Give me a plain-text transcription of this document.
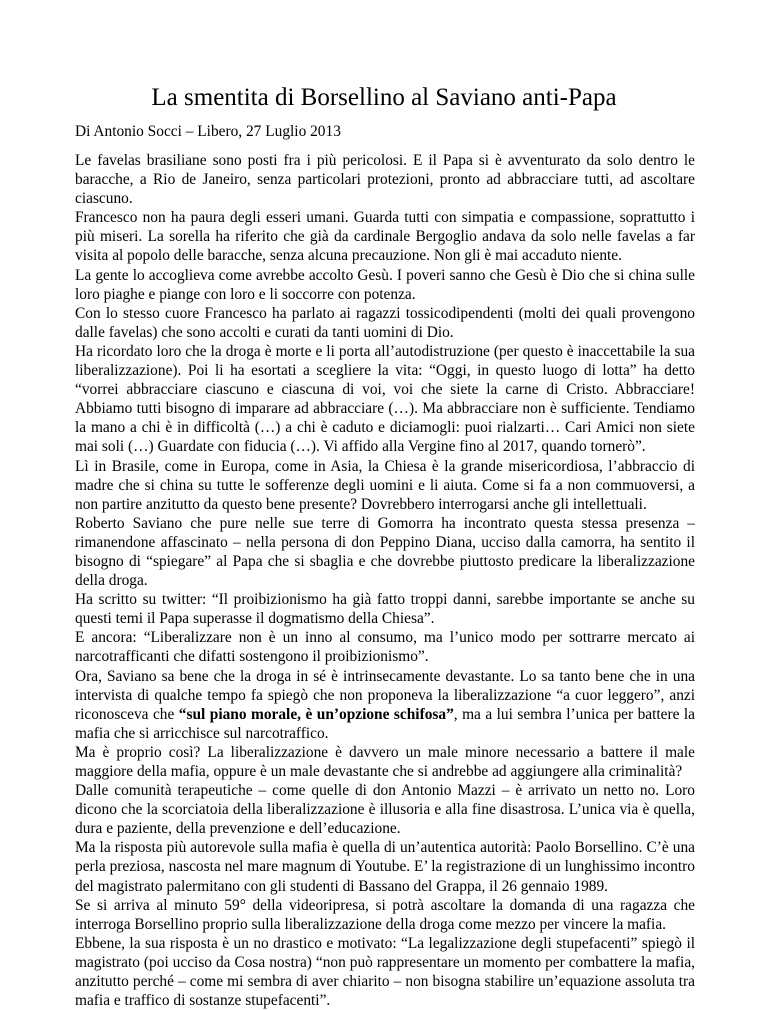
La smentita di Borsellino al Saviano anti-Papa

Di Antonio Socci – Libero, 27 Luglio 2013

Le favelas brasiliane sono posti fra i più pericolosi. E il Papa si è avventurato da solo dentro le baracche, a Rio de Janeiro, senza particolari protezioni, pronto ad abbracciare tutti, ad ascoltare ciascuno.

Francesco non ha paura degli esseri umani. Guarda tutti con simpatia e compassione, soprattutto i più miseri. La sorella ha riferito che già da cardinale Bergoglio andava da solo nelle favelas a far visita al popolo delle baracche, senza alcuna precauzione. Non gli è mai accaduto niente.

La gente lo accoglieva come avrebbe accolto Gesù. I poveri sanno che Gesù è Dio che si china sulle loro piaghe e piange con loro e li soccorre con potenza.

Con lo stesso cuore Francesco ha parlato ai ragazzi tossicodipendenti (molti dei quali provengono dalle favelas) che sono accolti e curati da tanti uomini di Dio.

Ha ricordato loro che la droga è morte e li porta all’autodistruzione (per questo è inaccettabile la sua liberalizzazione). Poi li ha esortati a scegliere la vita: “Oggi, in questo luogo di lotta” ha detto “vorrei abbracciare ciascuno e ciascuna di voi, voi che siete la carne di Cristo. Abbracciare! Abbiamo tutti bisogno di imparare ad abbracciare (…). Ma abbracciare non è sufficiente. Tendiamo la mano a chi è in difficoltà (…) a chi è caduto e diciamogli: puoi rialzarti… Cari Amici non siete mai soli (…) Guardate con fiducia (…). Vi affido alla Vergine fino al 2017, quando tornerò”.

Lì in Brasile, come in Europa, come in Asia, la Chiesa è la grande misericordiosa, l’abbraccio di madre che si china su tutte le sofferenze degli uomini e li aiuta. Come si fa a non commuoversi, a non partire anzitutto da questo bene presente? Dovrebbero interrogarsi anche gli intellettuali.

Roberto Saviano che pure nelle sue terre di Gomorra ha incontrato questa stessa presenza – rimanendone affascinato – nella persona di don Peppino Diana, ucciso dalla camorra, ha sentito il bisogno di “spiegare” al Papa che si sbaglia e che dovrebbe piuttosto predicare la liberalizzazione della droga.

Ha scritto su twitter: “Il proibizionismo ha già fatto troppi danni, sarebbe importante se anche su questi temi il Papa superasse il dogmatismo della Chiesa”.

E ancora: “Liberalizzare non è un inno al consumo, ma l’unico modo per sottrarre mercato ai narcotrafficanti che difatti sostengono il proibizionismo”.

Ora, Saviano sa bene che la droga in sé è intrinsecamente devastante. Lo sa tanto bene che in una intervista di qualche tempo fa spiegò che non proponeva la liberalizzazione “a cuor leggero”, anzi riconosceva che “sul piano morale, è un’opzione schifosa”, ma a lui sembra l’unica per battere la mafia che si arricchisce sul narcotraffico.

Ma è proprio così? La liberalizzazione è davvero un male minore necessario a battere il male maggiore della mafia, oppure è un male devastante che si andrebbe ad aggiungere alla criminalità?

Dalle comunità terapeutiche – come quelle di don Antonio Mazzi – è arrivato un netto no. Loro dicono che la scorciatoia della liberalizzazione è illusoria e alla fine disastrosa. L’unica via è quella, dura e paziente, della prevenzione e dell’educazione.

Ma la risposta più autorevole sulla mafia è quella di un’autentica autorità: Paolo Borsellino. C’è una perla preziosa, nascosta nel mare magnum di Youtube. E’ la registrazione di un lunghissimo incontro del magistrato palermitano con gli studenti di Bassano del Grappa, il 26 gennaio 1989.

Se si arriva al minuto 59° della videoripresa, si potrà ascoltare la domanda di una ragazza che interroga Borsellino proprio sulla liberalizzazione della droga come mezzo per vincere la mafia.

Ebbene, la sua risposta è un no drastico e motivato: “La legalizzazione degli stupefacenti” spiegò il magistrato (poi ucciso da Cosa nostra) “non può rappresentare un momento per combattere la mafia, anzitutto perché – come mi sembra di aver chiarito – non bisogna stabilire un’equazione assoluta tra mafia e traffico di sostanze stupefacenti”.
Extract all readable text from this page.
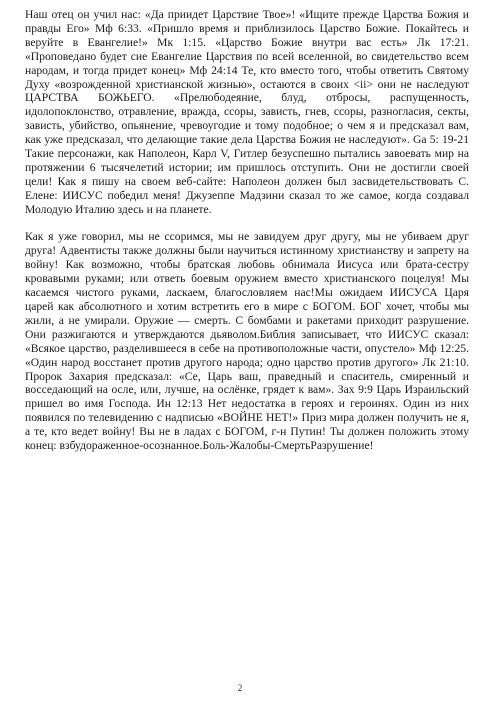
Наш отец он учил нас: «Да приидет Царствие Твое»! «Ищите прежде Царства Божия и правды Его» Мф 6:33. «Пришло время и приблизилось Царство Божие. Покайтесь и веруйте в Евангелие!» Мк 1:15. «Царство Божие внутри вас есть» Лк 17:21. «Проповедано будет сие Евангелие Царствия по всей вселенной, во свидетельство всем народам, и тогда придет конец» Мф 24:14 Те, кто вместо того, чтобы ответить Святому Духу «возрожденной христианской жизнью», остаются в своих <ii> они не наследуют ЦАРСТВА БОЖЬЕГО. «Прелюбодеяние, блуд, отбросы, распущенность, идолопоклонство, отравление, вражда, ссоры, зависть, гнев, ссоры, разногласия, секты, зависть, убийство, опьянение, чревоугодие и тому подобное; о чем я и предсказал вам, как уже предсказал, что делающие такие дела Царства Божия не наследуют». Ga 5: 19-21 Такие персонажи, как Наполеон, Карл V, Гитлер безуспешно пытались завоевать мир на протяжении 6 тысячелетий истории; им пришлось отступить. Они не достигли своей цели! Как я пишу на своем веб-сайте: Наполеон должен был засвидетельствовать С. Елене: ИИСУС победил меня! Джузеппе Мадзини сказал то же самое, когда создавал Молодую Италию здесь и на планете.

Как я уже говорил, мы не ссоримся, мы не завидуем друг другу, мы не убиваем друг друга! Адвентисты также должны были научиться истинному христианству и запрету на войну! Как возможно, чтобы братская любовь обнимала Иисуса или брата-сестру кровавыми руками; или ответь боевым оружием вместо христианского поцелуя! Мы касаемся чистого руками, ласкаем, благословляем нас!Мы ожидаем ИИСУСА Царя царей как абсолютного и хотим встретить его в мире с БОГОМ. БОГ хочет, чтобы мы жили, а не умирали. Оружие — смерть. С бомбами и ракетами приходит разрушение. Они разжигаются и утверждаются дьяволом.Библия записывает, что ИИСУС сказал: «Всякое царство, разделившееся в себе на противоположные части, опустело» Мф 12:25. «Один народ восстанет против другого народа; одно царство против другого» Лк 21:10. Пророк Захария предсказал: «Се, Царь ваш, праведный и спаситель, смиренный и восседающий на осле, или, лучше, на ослёнке, грядет к вам». Зах 9:9 Царь Израильский пришел во имя Господа. Ин 12:13 Нет недостатка в героях и героинях. Один из них появился по телевидению с надписью «ВОЙНЕ НЕТ!» Приз мира должен получить не я, а те, кто ведет войну! Вы не в ладах с БОГОМ, г-н Путин! Ты должен положить этому конец: взбудораженное-осознанное.Боль-Жалобы-СмертьРазрушение!

2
*-*-*
Omit every picture, then repeat the remaining data exactly as it appears above.

Give me a plain-text transcription of this document.
La smentita di Borsellino al Saviano anti-Papa

Di Antonio Socci – Libero, 27 Luglio 2013

Le favelas brasiliane sono posti fra i più pericolosi. E il Papa si è avventurato da solo dentro le baracche, a Rio de Janeiro, senza particolari protezioni, pronto ad abbracciare tutti, ad ascoltare ciascuno.

Francesco non ha paura degli esseri umani. Guarda tutti con simpatia e compassione, soprattutto i più miseri. La sorella ha riferito che già da cardinale Bergoglio andava da solo nelle favelas a far visita al popolo delle baracche, senza alcuna precauzione. Non gli è mai accaduto niente.

La gente lo accoglieva come avrebbe accolto Gesù. I poveri sanno che Gesù è Dio che si china sulle loro piaghe e piange con loro e li soccorre con potenza.

Con lo stesso cuore Francesco ha parlato ai ragazzi tossicodipendenti (molti dei quali provengono dalle favelas) che sono accolti e curati da tanti uomini di Dio.

Ha ricordato loro che la droga è morte e li porta all’autodistruzione (per questo è inaccettabile la sua liberalizzazione). Poi li ha esortati a scegliere la vita: “Oggi, in questo luogo di lotta” ha detto “vorrei abbracciare ciascuno e ciascuna di voi, voi che siete la carne di Cristo. Abbracciare! Abbiamo tutti bisogno di imparare ad abbracciare (…). Ma abbracciare non è sufficiente. Tendiamo la mano a chi è in difficoltà (…) a chi è caduto e diciamogli: puoi rialzarti… Cari Amici non siete mai soli (…) Guardate con fiducia (…). Vi affido alla Vergine fino al 2017, quando tornerò”.

Lì in Brasile, come in Europa, come in Asia, la Chiesa è la grande misericordiosa, l’abbraccio di madre che si china su tutte le sofferenze degli uomini e li aiuta. Come si fa a non commuoversi, a non partire anzitutto da questo bene presente? Dovrebbero interrogarsi anche gli intellettuali.

Roberto Saviano che pure nelle sue terre di Gomorra ha incontrato questa stessa presenza – rimanendone affascinato – nella persona di don Peppino Diana, ucciso dalla camorra, ha sentito il bisogno di “spiegare” al Papa che si sbaglia e che dovrebbe piuttosto predicare la liberalizzazione della droga.

Ha scritto su twitter: “Il proibizionismo ha già fatto troppi danni, sarebbe importante se anche su questi temi il Papa superasse il dogmatismo della Chiesa”.

E ancora: “Liberalizzare non è un inno al consumo, ma l’unico modo per sottrarre mercato ai narcotrafficanti che difatti sostengono il proibizionismo”.

Ora, Saviano sa bene che la droga in sé è intrinsecamente devastante. Lo sa tanto bene che in una intervista di qualche tempo fa spiegò che non proponeva la liberalizzazione “a cuor leggero”, anzi riconosceva che “sul piano morale, è un’opzione schifosa”, ma a lui sembra l’unica per battere la mafia che si arricchisce sul narcotraffico.

Ma è proprio così? La liberalizzazione è davvero un male minore necessario a battere il male maggiore della mafia, oppure è un male devastante che si andrebbe ad aggiungere alla criminalità?

Dalle comunità terapeutiche – come quelle di don Antonio Mazzi – è arrivato un netto no. Loro dicono che la scorciatoia della liberalizzazione è illusoria e alla fine disastrosa. L’unica via è quella, dura e paziente, della prevenzione e dell’educazione.

Ma la risposta più autorevole sulla mafia è quella di un’autentica autorità: Paolo Borsellino. C’è una perla preziosa, nascosta nel mare magnum di Youtube. E’ la registrazione di un lunghissimo incontro del magistrato palermitano con gli studenti di Bassano del Grappa, il 26 gennaio 1989.

Se si arriva al minuto 59° della videoripresa, si potrà ascoltare la domanda di una ragazza che interroga Borsellino proprio sulla liberalizzazione della droga come mezzo per vincere la mafia.

Ebbene, la sua risposta è un no drastico e motivato: “La legalizzazione degli stupefacenti” spiegò il magistrato (poi ucciso da Cosa nostra) “non può rappresentare un momento per combattere la mafia, anzitutto perché – come mi sembra di aver chiarito – non bisogna stabilire un’equazione assoluta tra mafia e traffico di sostanze stupefacenti”.
Extract all readable text from this page.
Наш отец он учил нас: «Да приидет Царствие Твое»! «Ищите прежде Царства Божия и правды Его» Мф 6:33. «Пришло время и приблизилось Царство Божие. Покайтесь и веруйте в Евангелие!» Мк 1:15. «Царство Божие внутри вас есть» Лк 17:21. «Проповедано будет сие Евангелие Царствия по всей вселенной, во свидетельство всем народам, и тогда придет конец» Мф 24:14 Те, кто вместо того, чтобы ответить Святому Духу «возрожденной христианской жизнью», остаются в своих <ii> они не наследуют ЦАРСТВА БОЖЬЕГО. «Прелюбодеяние, блуд, отбросы, распущенность, идолопоклонство, отравление, вражда, ссоры, зависть, гнев, ссоры, разногласия, секты, зависть, убийство, опьянение, чревоугодие и тому подобное; о чем я и предсказал вам, как уже предсказал, что делающие такие дела Царства Божия не наследуют». Ga 5: 19-21 Такие персонажи, как Наполеон, Карл V, Гитлер безуспешно пытались завоевать мир на протяжении 6 тысячелетий истории; им пришлось отступить. Они не достигли своей цели! Как я пишу на своем веб-сайте: Наполеон должен был засвидетельствовать С. Елене: ИИСУС победил меня! Джузеппе Мадзини сказал то же самое, когда создавал Молодую Италию здесь и на планете.

Как я уже говорил, мы не ссоримся, мы не завидуем друг другу, мы не убиваем друг друга! Адвентисты также должны были научиться истинному христианству и запрету на войну! Как возможно, чтобы братская любовь обнимала Иисуса или брата-сестру кровавыми руками; или ответь боевым оружием вместо христианского поцелуя! Мы касаемся чистого руками, ласкаем, благословляем нас!Мы ожидаем ИИСУСА Царя царей как абсолютного и хотим встретить его в мире с БОГОМ. БОГ хочет, чтобы мы жили, а не умирали. Оружие — смерть. С бомбами и ракетами приходит разрушение. Они разжигаются и утверждаются дьяволом.Библия записывает, что ИИСУС сказал: «Всякое царство, разделившееся в себе на противоположные части, опустело» Мф 12:25. «Один народ восстанет против другого народа; одно царство против другого» Лк 21:10. Пророк Захария предсказал: «Се, Царь ваш, праведный и спаситель, смиренный и восседающий на осле, или, лучше, на ослёнке, грядет к вам». Зах 9:9 Царь Израильский пришел во имя Господа. Ин 12:13 Нет недостатка в героях и героинях. Один из них появился по телевидению с надписью «ВОЙНЕ НЕТ!» Приз мира должен получить не я, а те, кто ведет войну! Вы не в ладах с БОГОМ, г-н Путин! Ты должен положить этому конец: взбудораженное-осознанное.Боль-Жалобы-СмертьРазрушение!

2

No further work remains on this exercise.